▶ WHAT IS ASKED: Repeat all of the data precisely.

-*-*-

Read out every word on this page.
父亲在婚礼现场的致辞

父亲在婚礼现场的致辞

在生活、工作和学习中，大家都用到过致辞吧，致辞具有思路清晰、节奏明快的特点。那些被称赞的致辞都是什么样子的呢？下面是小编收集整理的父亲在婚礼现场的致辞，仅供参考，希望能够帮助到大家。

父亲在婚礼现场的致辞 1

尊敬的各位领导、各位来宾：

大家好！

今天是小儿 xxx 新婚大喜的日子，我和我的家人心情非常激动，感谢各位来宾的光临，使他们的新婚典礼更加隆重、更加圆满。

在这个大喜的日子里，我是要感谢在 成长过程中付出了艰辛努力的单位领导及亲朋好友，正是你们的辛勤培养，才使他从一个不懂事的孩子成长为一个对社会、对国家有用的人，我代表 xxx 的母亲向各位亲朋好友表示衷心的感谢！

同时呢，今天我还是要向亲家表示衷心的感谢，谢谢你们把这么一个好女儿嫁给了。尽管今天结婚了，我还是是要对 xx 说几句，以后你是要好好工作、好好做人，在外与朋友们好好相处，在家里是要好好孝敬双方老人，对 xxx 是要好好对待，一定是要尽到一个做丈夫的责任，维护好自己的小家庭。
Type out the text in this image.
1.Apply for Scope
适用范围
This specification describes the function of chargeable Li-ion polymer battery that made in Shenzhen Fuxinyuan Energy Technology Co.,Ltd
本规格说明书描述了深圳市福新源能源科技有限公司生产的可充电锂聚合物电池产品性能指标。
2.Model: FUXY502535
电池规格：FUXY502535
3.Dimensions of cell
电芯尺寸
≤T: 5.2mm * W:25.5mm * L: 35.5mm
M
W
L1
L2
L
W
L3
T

-*-*-

▶ RESULT OF THIS TASK:
Read out every word on this page.
父亲在婚礼现场的致辞

父亲在婚礼现场的致辞

在生活、工作和学习中，大家都用到过致辞吧，致辞具有思路清晰、节奏明快的特点。那些被称赞的致辞都是什么样子的呢？下面是小编收集整理的父亲在婚礼现场的致辞，仅供参考，希望能够帮助到大家。

父亲在婚礼现场的致辞 1

尊敬的各位领导、各位来宾：

大家好！

今天是小儿 xxx 新婚大喜的日子，我和我的家人心情非常激动，感谢各位来宾的光临，使他们的新婚典礼更加隆重、更加圆满。

在这个大喜的日子里，我是要感谢在 成长过程中付出了艰辛努力的单位领导及亲朋好友，正是你们的辛勤培养，才使他从一个不懂事的孩子成长为一个对社会、对国家有用的人，我代表 xxx 的母亲向各位亲朋好友表示衷心的感谢！

同时呢，今天我还是要向亲家表示衷心的感谢，谢谢你们把这么一个好女儿嫁给了。尽管今天结婚了，我还是是要对 xx 说几句，以后你是要好好工作、好好做人，在外与朋友们好好相处，在家里是要好好孝敬双方老人，对 xxx 是要好好对待，一定是要尽到一个做丈夫的责任，维护好自己的小家庭。
Type out the text in this image.
1.Apply for Scope
适用范围
This specification describes the function of chargeable Li-ion polymer battery that made in Shenzhen Fuxinyuan Energy Technology Co.,Ltd
本规格说明书描述了深圳市福新源能源科技有限公司生产的可充电锂聚合物电池产品性能指标。
2.Model: FUXY502535
电池规格：FUXY502535
3.Dimensions of cell
电芯尺寸
≤T: 5.2mm * W:25.5mm * L: 35.5mm
M
W
L1
L2
L
W
L3
T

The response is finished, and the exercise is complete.